- [TASK DIRECTIONS] Copy out the entries exactly, and wherever a picture appears, leave it out.

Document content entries
-=-=-=-=-
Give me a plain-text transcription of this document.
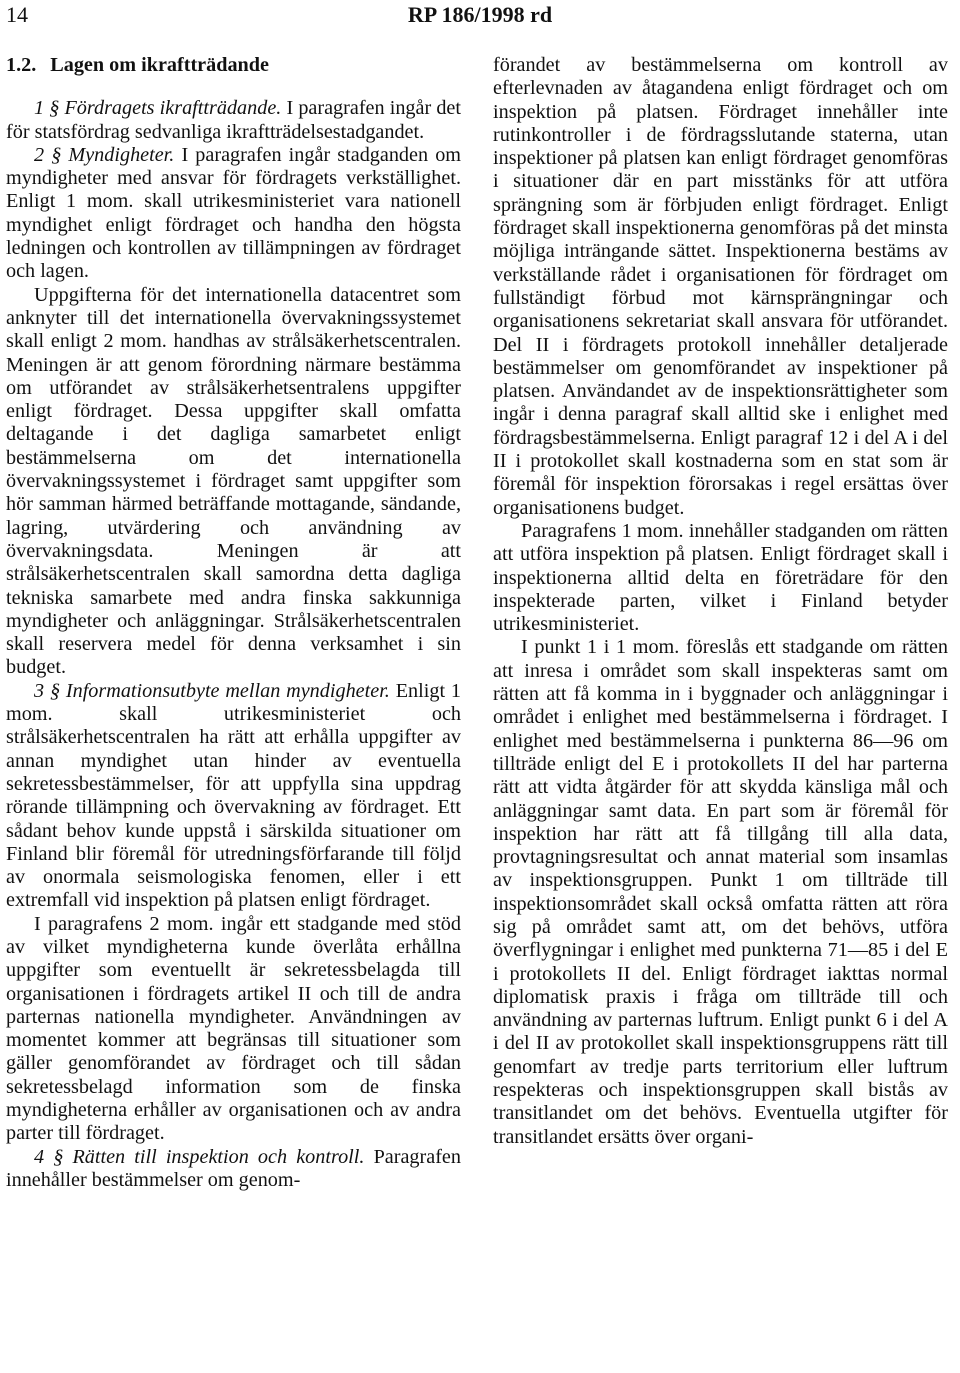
14	RP 186/1998 rd

1.2. Lagen om ikraftträdande

1 § Fördragets ikraftträdande. I paragrafen ingår det för statsfördrag sedvanliga ikraftträdelsestadgandet.

2 § Myndigheter. I paragrafen ingår stadganden om myndigheter med ansvar för fördragets verkställighet. Enligt 1 mom. skall utrikesministeriet vara nationell myndighet enligt fördraget och handha den högsta ledningen och kontrollen av tillämpningen av fördraget och lagen.

Uppgifterna för det internationella datacentret som anknyter till det internationella övervakningssystemet skall enligt 2 mom. handhas av strålsäkerhetscentralen. Meningen är att genom förordning närmare bestämma om utförandet av strålsäkerhetsentralens uppgifter enligt fördraget. Dessa uppgifter skall omfatta deltagande i det dagliga samarbetet enligt bestämmelserna om det internationella övervakningssystemet i fördraget samt uppgifter som hör samman härmed beträffande mottagande, sändande, lagring, utvärdering och användning av övervakningsdata. Meningen är att strålsäkerhetscentralen skall samordna detta dagliga tekniska samarbete med andra finska sakkunniga myndigheter och anläggningar. Strålsäkerhetscentralen skall reservera medel för denna verksamhet i sin budget.

3 § Informationsutbyte mellan myndigheter. Enligt 1 mom. skall utrikesministeriet och strålsäkerhetscentralen ha rätt att erhålla uppgifter av annan myndighet utan hinder av eventuella sekretessbestämmelser, för att uppfylla sina uppdrag rörande tillämpning och övervakning av fördraget. Ett sådant behov kunde uppstå i särskilda situationer om Finland blir föremål för utredningsförfarande till följd av onormala seismologiska fenomen, eller i ett extremfall vid inspektion på platsen enligt fördraget.

I paragrafens 2 mom. ingår ett stadgande med stöd av vilket myndigheterna kunde överlåta erhållna uppgifter som eventuellt är sekretessbelagda till organisationen i fördragets artikel II och till de andra parternas nationella myndigheter. Användningen av momentet kommer att begränsas till situationer som gäller genomförandet av fördraget och till sådan sekretessbelagd information som de finska myndigheterna erhåller av organisationen och av andra parter till fördraget.

4 § Rätten till inspektion och kontroll. Paragrafen innehåller bestämmelser om genom-

förandet av bestämmelserna om kontroll av efterlevnaden av åtagandena enligt fördraget och om inspektion på platsen. Fördraget innehåller inte rutinkontroller i de fördragsslutande staterna, utan inspektioner på platsen kan enligt fördraget genomföras i situationer där en part misstänks för att utföra sprängning som är förbjuden enligt fördraget. Enligt fördraget skall inspektionerna genomföras på det minsta möjliga inträngande sättet. Inspektionerna bestäms av verkställande rådet i organisationen för fördraget om fullständigt förbud mot kärnsprängningar och organisationens sekretariat skall ansvara för utförandet. Del II i fördragets protokoll innehåller detaljerade bestämmelser om genomförandet av inspektioner på platsen. Användandet av de inspektionsrättigheter som ingår i denna paragraf skall alltid ske i enlighet med fördragsbestämmelserna. Enligt paragraf 12 i del A i del II i protokollet skall kostnaderna som en stat som är föremål för inspektion förorsakas i regel ersättas över organisationens budget.

Paragrafens 1 mom. innehåller stadganden om rätten att utföra inspektion på platsen. Enligt fördraget skall i inspektionerna alltid delta en företrädare för den inspekterade parten, vilket i Finland betyder utrikesministeriet.

I punkt 1 i 1 mom. föreslås ett stadgande om rätten att inresa i området som skall inspekteras samt om rätten att få komma in i byggnader och anläggningar i området i enlighet med bestämmelserna i fördraget. I enlighet med bestämmelserna i punkterna 86—96 om tillträde enligt del E i protokollets II del har parterna rätt att vidta åtgärder för att skydda känsliga mål och anläggningar samt data. En part som är föremål för inspektion har rätt att få tillgång till alla data, provtagningsresultat och annat material som insamlas av inspektionsgruppen. Punkt 1 om tillträde till inspektionsområdet skall också omfatta rätten att röra sig på området samt att, om det behövs, utföra överflygningar i enlighet med punkterna 71—85 i del E i protokollets II del. Enligt fördraget iakttas normal diplomatisk praxis i fråga om tillträde till och användning av parternas luftrum. Enligt punkt 6 i del A i del II av protokollet skall inspektionsgruppens rätt till genomfart av tredje parts territorium eller luftrum respekteras och inspektionsgruppen skall bistås av transitlandet om det behövs. Eventuella utgifter för transitlandet ersätts över organi-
-=-=-=-=-
- [RESPONSE AREA]
Give me a plain-text transcription of this document.
14	RP 186/1998 rd

1.2. Lagen om ikraftträdande

1 § Fördragets ikraftträdande. I paragrafen ingår det för statsfördrag sedvanliga ikraftträdelsestadgandet.

2 § Myndigheter. I paragrafen ingår stadganden om myndigheter med ansvar för fördragets verkställighet. Enligt 1 mom. skall utrikesministeriet vara nationell myndighet enligt fördraget och handha den högsta ledningen och kontrollen av tillämpningen av fördraget och lagen.

Uppgifterna för det internationella datacentret som anknyter till det internationella övervakningssystemet skall enligt 2 mom. handhas av strålsäkerhetscentralen. Meningen är att genom förordning närmare bestämma om utförandet av strålsäkerhetsentralens uppgifter enligt fördraget. Dessa uppgifter skall omfatta deltagande i det dagliga samarbetet enligt bestämmelserna om det internationella övervakningssystemet i fördraget samt uppgifter som hör samman härmed beträffande mottagande, sändande, lagring, utvärdering och användning av övervakningsdata. Meningen är att strålsäkerhetscentralen skall samordna detta dagliga tekniska samarbete med andra finska sakkunniga myndigheter och anläggningar. Strålsäkerhetscentralen skall reservera medel för denna verksamhet i sin budget.

3 § Informationsutbyte mellan myndigheter. Enligt 1 mom. skall utrikesministeriet och strålsäkerhetscentralen ha rätt att erhålla uppgifter av annan myndighet utan hinder av eventuella sekretessbestämmelser, för att uppfylla sina uppdrag rörande tillämpning och övervakning av fördraget. Ett sådant behov kunde uppstå i särskilda situationer om Finland blir föremål för utredningsförfarande till följd av onormala seismologiska fenomen, eller i ett extremfall vid inspektion på platsen enligt fördraget.

I paragrafens 2 mom. ingår ett stadgande med stöd av vilket myndigheterna kunde överlåta erhållna uppgifter som eventuellt är sekretessbelagda till organisationen i fördragets artikel II och till de andra parternas nationella myndigheter. Användningen av momentet kommer att begränsas till situationer som gäller genomförandet av fördraget och till sådan sekretessbelagd information som de finska myndigheterna erhåller av organisationen och av andra parter till fördraget.

4 § Rätten till inspektion och kontroll. Paragrafen innehåller bestämmelser om genom-

förandet av bestämmelserna om kontroll av efterlevnaden av åtagandena enligt fördraget och om inspektion på platsen. Fördraget innehåller inte rutinkontroller i de fördragsslutande staterna, utan inspektioner på platsen kan enligt fördraget genomföras i situationer där en part misstänks för att utföra sprängning som är förbjuden enligt fördraget. Enligt fördraget skall inspektionerna genomföras på det minsta möjliga inträngande sättet. Inspektionerna bestäms av verkställande rådet i organisationen för fördraget om fullständigt förbud mot kärnsprängningar och organisationens sekretariat skall ansvara för utförandet. Del II i fördragets protokoll innehåller detaljerade bestämmelser om genomförandet av inspektioner på platsen. Användandet av de inspektionsrättigheter som ingår i denna paragraf skall alltid ske i enlighet med fördragsbestämmelserna. Enligt paragraf 12 i del A i del II i protokollet skall kostnaderna som en stat som är föremål för inspektion förorsakas i regel ersättas över organisationens budget.

Paragrafens 1 mom. innehåller stadganden om rätten att utföra inspektion på platsen. Enligt fördraget skall i inspektionerna alltid delta en företrädare för den inspekterade parten, vilket i Finland betyder utrikesministeriet.

I punkt 1 i 1 mom. föreslås ett stadgande om rätten att inresa i området som skall inspekteras samt om rätten att få komma in i byggnader och anläggningar i området i enlighet med bestämmelserna i fördraget. I enlighet med bestämmelserna i punkterna 86—96 om tillträde enligt del E i protokollets II del har parterna rätt att vidta åtgärder för att skydda känsliga mål och anläggningar samt data. En part som är föremål för inspektion har rätt att få tillgång till alla data, provtagningsresultat och annat material som insamlas av inspektionsgruppen. Punkt 1 om tillträde till inspektionsområdet skall också omfatta rätten att röra sig på området samt att, om det behövs, utföra överflygningar i enlighet med punkterna 71—85 i del E i protokollets II del. Enligt fördraget iakttas normal diplomatisk praxis i fråga om tillträde till och användning av parternas luftrum. Enligt punkt 6 i del A i del II av protokollet skall inspektionsgruppens rätt till genomfart av tredje parts territorium eller luftrum respekteras och inspektionsgruppen skall bistås av transitlandet om det behövs. Eventuella utgifter för transitlandet ersätts över organi-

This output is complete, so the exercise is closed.